Katie SwiftPHOTOGRAPHER

All the pretty dresses…

When I was a little girl I did not have a daddy.

I did not get spun or twirled and when I put on my pretty dresses I had no one to show them to.

Now I am all grown up with a daughter of my own.

And she has a daddy. And a lot of dresses.

And it is overwhelming my heart to see the way he loves her and the way she needs him.

 I am beginning to see what I’ve been missing.

I am finally able to truly grieve the loss of something I never had.

And I am finding that although my father left, my need for him never did.

My need for him still is.

All my life I have felt this need and have mistaken it for neediness and weakness.

 I have felt ashamed of this deep longing I have inside of me because it has been like a thirst that cannot be quenched.

It has felt desperate.  And I have thought that I needed deliverance from it.

But when I see my daughter look up at her daddy-

when I see her waiting for him to look at her-

I see myself.

And I see my need.

And I see that it is my deliverance.

When I was a little girl I did not have a daddy.

I did not get spun or twirled and when I put on my pretty dresses I had no one to show them to.

Or maybe I did…

maybe I do…

When Morning Comes

My husband and I have a beautiful story of how we met and fell in love and eventually- very swiftly, got married.

It’s the kind of story that makes movies.

But I am not going to tell it today.

Because the longer I am married, the more I realize that almost everyone has a beautiful story.

And really what makes a marriage last is not the beginning but the middle.

Almost 6 years and three kids later we are no longer newlyweds.

The honeymoon is over and we are living our lives together.

Most days we don’t really get to talk unless we hire a babysitter or the kids are asleep.

And we are tired. Always tired.

Now, if we were a movie than the song “you’ve lost that loving feeling” might be playing in the background.

I can just see it- us in our bed, me with my m & m’s and a book, and Josh next to me “reading” with sleeping eyes.

If we were a movie than you might get bored watching us. And you might think we have lost something.

My husband wrote a song years ago that plays like a loop in my head.

when morning comes I’ll find you lying next to me

your heart and mine will be together, you and me

I won’t go back to the things that kept me from you

I can’t explain how you want to be mine forever

you took my life turned it around now I won’t ever leave you

don’t you leave me…

oh no I’m never gonna leave you…

oh no I’m never gonna leave you...

 We definitely don’t get as many date nights as we should.

And I definitely don’t take as many trips to Victoria’s as my husband would like.

Raw records>
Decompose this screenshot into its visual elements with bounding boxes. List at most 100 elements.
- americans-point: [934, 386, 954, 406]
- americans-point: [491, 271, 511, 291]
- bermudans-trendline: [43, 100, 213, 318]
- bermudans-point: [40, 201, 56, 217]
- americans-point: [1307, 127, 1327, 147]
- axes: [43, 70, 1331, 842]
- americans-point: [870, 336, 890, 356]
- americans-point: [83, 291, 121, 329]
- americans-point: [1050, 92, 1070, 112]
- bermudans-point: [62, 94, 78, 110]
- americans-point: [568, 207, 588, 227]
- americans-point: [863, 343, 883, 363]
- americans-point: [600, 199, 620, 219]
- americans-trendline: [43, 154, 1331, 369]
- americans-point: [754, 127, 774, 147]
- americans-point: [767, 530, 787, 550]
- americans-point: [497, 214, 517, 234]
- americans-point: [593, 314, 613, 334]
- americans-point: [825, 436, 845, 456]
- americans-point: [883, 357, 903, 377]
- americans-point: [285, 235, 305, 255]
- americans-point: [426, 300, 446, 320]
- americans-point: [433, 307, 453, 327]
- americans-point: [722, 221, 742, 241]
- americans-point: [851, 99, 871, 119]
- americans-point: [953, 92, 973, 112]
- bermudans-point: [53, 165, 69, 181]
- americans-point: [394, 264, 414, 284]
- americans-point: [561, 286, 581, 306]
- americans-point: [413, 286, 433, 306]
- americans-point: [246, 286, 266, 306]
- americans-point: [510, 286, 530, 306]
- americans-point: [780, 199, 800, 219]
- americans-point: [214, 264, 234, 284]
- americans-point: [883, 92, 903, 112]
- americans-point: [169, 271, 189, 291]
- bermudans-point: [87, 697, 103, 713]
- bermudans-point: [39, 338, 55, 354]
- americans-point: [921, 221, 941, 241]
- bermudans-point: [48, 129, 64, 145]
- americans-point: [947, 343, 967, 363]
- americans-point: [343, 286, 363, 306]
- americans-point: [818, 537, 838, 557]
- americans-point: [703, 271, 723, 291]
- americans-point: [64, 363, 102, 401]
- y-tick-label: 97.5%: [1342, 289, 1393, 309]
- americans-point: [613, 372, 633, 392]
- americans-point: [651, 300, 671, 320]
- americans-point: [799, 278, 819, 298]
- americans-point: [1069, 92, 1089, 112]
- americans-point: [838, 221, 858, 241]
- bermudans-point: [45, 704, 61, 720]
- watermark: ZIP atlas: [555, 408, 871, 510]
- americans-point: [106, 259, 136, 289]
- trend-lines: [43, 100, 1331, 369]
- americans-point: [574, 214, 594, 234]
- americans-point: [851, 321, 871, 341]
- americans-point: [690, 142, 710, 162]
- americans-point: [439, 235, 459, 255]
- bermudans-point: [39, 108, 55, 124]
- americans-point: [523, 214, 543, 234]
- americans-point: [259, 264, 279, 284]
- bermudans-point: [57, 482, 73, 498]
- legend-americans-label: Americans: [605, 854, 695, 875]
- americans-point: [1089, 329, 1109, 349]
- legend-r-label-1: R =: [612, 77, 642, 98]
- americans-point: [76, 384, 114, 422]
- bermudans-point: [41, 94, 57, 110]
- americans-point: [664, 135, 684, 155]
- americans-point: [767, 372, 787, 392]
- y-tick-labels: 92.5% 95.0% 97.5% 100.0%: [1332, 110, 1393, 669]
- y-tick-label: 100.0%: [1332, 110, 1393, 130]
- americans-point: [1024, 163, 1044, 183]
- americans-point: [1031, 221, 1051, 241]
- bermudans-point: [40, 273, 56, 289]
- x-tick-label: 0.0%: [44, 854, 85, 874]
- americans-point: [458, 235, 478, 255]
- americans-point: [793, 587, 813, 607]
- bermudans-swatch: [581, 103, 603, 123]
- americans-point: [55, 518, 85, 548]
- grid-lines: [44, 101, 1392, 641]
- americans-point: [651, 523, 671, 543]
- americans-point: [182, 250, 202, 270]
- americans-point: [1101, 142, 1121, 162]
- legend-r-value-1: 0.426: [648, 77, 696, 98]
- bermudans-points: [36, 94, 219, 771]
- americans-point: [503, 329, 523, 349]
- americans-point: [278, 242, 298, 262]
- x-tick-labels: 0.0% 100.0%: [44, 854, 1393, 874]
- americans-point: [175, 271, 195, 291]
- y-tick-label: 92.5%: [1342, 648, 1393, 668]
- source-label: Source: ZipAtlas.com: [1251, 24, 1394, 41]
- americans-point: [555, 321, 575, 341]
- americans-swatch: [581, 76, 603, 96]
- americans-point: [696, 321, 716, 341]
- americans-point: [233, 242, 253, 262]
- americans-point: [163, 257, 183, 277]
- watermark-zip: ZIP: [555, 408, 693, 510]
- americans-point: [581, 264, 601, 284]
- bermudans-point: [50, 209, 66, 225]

Problems to work on>
**a.** Reproduce the listing word for word, from its first line through the line containing "- americans-point: [825, 436, 845, 456]", inclusive.
**b.** Carry on the photographer's blog post about marriage from where it stops.

Exercise results>
**a.**
Decompose this screenshot into its visual elements with bounding boxes. List at most 100 elements.
- americans-point: [934, 386, 954, 406]
- americans-point: [491, 271, 511, 291]
- bermudans-trendline: [43, 100, 213, 318]
- bermudans-point: [40, 201, 56, 217]
- americans-point: [1307, 127, 1327, 147]
- axes: [43, 70, 1331, 842]
- americans-point: [870, 336, 890, 356]
- americans-point: [83, 291, 121, 329]
- americans-point: [1050, 92, 1070, 112]
- bermudans-point: [62, 94, 78, 110]
- americans-point: [568, 207, 588, 227]
- americans-point: [863, 343, 883, 363]
- americans-point: [600, 199, 620, 219]
- americans-trendline: [43, 154, 1331, 369]
- americans-point: [754, 127, 774, 147]
- americans-point: [767, 530, 787, 550]
- americans-point: [497, 214, 517, 234]
- americans-point: [593, 314, 613, 334]
- americans-point: [825, 436, 845, 456]

**b.**
Honestly, maybe we have lost that loving feeling.

But the feeling is not the story. The feeling is just a movie.

And the problem with a movie is that it always ends right where it should begin.

My husband and I have a beautiful story.

It begins over and over again, each day.

when morning comes I’ll find you lying next to me…

And it ends the same each night.

oh no I’m never gonna leave you…

Mow the lawn.

Last thursday morning I was talking to my mom about all my plans and visions and great ideas.

I have a new one about each week.

I want to change the world and minister to all the people,

And apparently, my mom does too.

She told me something that just might change the world.

Or at the very least, my world.

“Katie, you just need to stop. Take some time and just be before God. Take some time to listen.

And so of course, I told her, like I always do,

“I know mom…and I kept talking and talking and talking about how I am trying so hard to listen.

Later that day when my husband got home from work I told him that I was going to take some time just listening to God.

He said with a playful hope in his voice,

“you know what always helps me listen to God? Mowing the lawn…”

I’m 27 years old and last Thursday was the first time I’ve ever touched a lawn mower in my life.

But my husband was right. It worked.

I mowed. God spoke.

And really He just told me that mowing the lawn is beautiful.

And much like the heart of Jesus.

It’s the kind of job that rich people pay other people to do.

It’s the kind of job, along with cleaning the house and making meals that I have always dreamed of paying somebody to do someday.

So when we make it big we can spend more time on the things that really matter.

I kept mowing. God kept speaking.

And the grass was making my shoes turn green.

And I thought of Jesus.

The son of God. He could of been so cool. He could’ve been so famous.

He could’ve been so appealing. He could’ve payed someone to mow the lawn.

I want so badly to do all these great and important things for the Kingdom of God, for the world.

But there is never enough time…or enough money…or enough energy once the kids are in bed.

Every week the grass grows and the dandelions grow even faster. And my husband is tired when he gets home from work.

Maybe I can start by mowing the lawn…

Get the kiss…

My kids get hurt everyday.

And they cry very loudly.

They cry for their mommy and they cry for their daddy.

Then they demand that we kiss it and make it all better.

I am always amazed at the power of the kiss.

We never grow out of pain.

But many of us are taught they we are supposed to grow out of feeling it.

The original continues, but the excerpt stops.